**Objective:** Every record here should be printed again exactly.

══ Data rows ══

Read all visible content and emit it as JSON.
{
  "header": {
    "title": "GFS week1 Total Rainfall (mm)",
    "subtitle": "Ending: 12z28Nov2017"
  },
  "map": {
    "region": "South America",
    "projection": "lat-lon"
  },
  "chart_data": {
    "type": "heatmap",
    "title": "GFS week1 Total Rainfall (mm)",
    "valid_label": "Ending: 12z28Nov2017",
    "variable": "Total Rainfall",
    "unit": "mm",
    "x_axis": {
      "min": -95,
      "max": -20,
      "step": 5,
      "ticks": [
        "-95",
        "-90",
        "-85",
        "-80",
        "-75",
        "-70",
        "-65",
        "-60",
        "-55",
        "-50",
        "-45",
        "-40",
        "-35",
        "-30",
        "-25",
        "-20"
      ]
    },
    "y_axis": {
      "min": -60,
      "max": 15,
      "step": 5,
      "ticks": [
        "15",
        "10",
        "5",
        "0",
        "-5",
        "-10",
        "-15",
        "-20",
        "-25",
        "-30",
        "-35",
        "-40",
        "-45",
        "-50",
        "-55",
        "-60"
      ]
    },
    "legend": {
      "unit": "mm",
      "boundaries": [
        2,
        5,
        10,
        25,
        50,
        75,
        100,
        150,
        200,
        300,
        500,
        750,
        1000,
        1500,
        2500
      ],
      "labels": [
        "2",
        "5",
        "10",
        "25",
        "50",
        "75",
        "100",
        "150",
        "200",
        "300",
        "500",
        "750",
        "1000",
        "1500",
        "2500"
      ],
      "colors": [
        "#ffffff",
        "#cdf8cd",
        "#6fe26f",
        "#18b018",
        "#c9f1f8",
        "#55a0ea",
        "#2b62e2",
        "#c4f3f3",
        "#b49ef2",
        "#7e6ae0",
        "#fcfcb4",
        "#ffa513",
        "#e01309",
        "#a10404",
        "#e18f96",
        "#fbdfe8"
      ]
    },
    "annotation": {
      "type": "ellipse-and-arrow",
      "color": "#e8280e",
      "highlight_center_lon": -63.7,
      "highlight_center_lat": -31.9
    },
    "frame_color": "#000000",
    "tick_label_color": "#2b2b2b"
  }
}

═══

**Solved problem:**
Read all visible content and emit it as JSON.
{
  "header": {
    "title": "GFS week1 Total Rainfall (mm)",
    "subtitle": "Ending: 12z28Nov2017"
  },
  "map": {
    "region": "South America",
    "projection": "lat-lon"
  },
  "chart_data": {
    "type": "heatmap",
    "title": "GFS week1 Total Rainfall (mm)",
    "valid_label": "Ending: 12z28Nov2017",
    "variable": "Total Rainfall",
    "unit": "mm",
    "x_axis": {
      "min": -95,
      "max": -20,
      "step": 5,
      "ticks": [
        "-95",
        "-90",
        "-85",
        "-80",
        "-75",
        "-70",
        "-65",
        "-60",
        "-55",
        "-50",
        "-45",
        "-40",
        "-35",
        "-30",
        "-25",
        "-20"
      ]
    },
    "y_axis": {
      "min": -60,
      "max": 15,
      "step": 5,
      "ticks": [
        "15",
        "10",
        "5",
        "0",
        "-5",
        "-10",
        "-15",
        "-20",
        "-25",
        "-30",
        "-35",
        "-40",
        "-45",
        "-50",
        "-55",
        "-60"
      ]
    },
    "legend": {
      "unit": "mm",
      "boundaries": [
        2,
        5,
        10,
        25,
        50,
        75,
        100,
        150,
        200,
        300,
        500,
        750,
        1000,
        1500,
        2500
      ],
      "labels": [
        "2",
        "5",
        "10",
        "25",
        "50",
        "75",
        "100",
        "150",
        "200",
        "300",
        "500",
        "750",
        "1000",
        "1500",
        "2500"
      ],
      "colors": [
        "#ffffff",
        "#cdf8cd",
        "#6fe26f",
        "#18b018",
        "#c9f1f8",
        "#55a0ea",
        "#2b62e2",
        "#c4f3f3",
        "#b49ef2",
        "#7e6ae0",
        "#fcfcb4",
        "#ffa513",
        "#e01309",
        "#a10404",
        "#e18f96",
        "#fbdfe8"
      ]
    },
    "annotation": {
      "type": "ellipse-and-arrow",
      "color": "#e8280e",
      "highlight_center_lon": -63.7,
      "highlight_center_lat": -31.9
    },
    "frame_color": "#000000",
    "tick_label_color": "#2b2b2b"
  }
}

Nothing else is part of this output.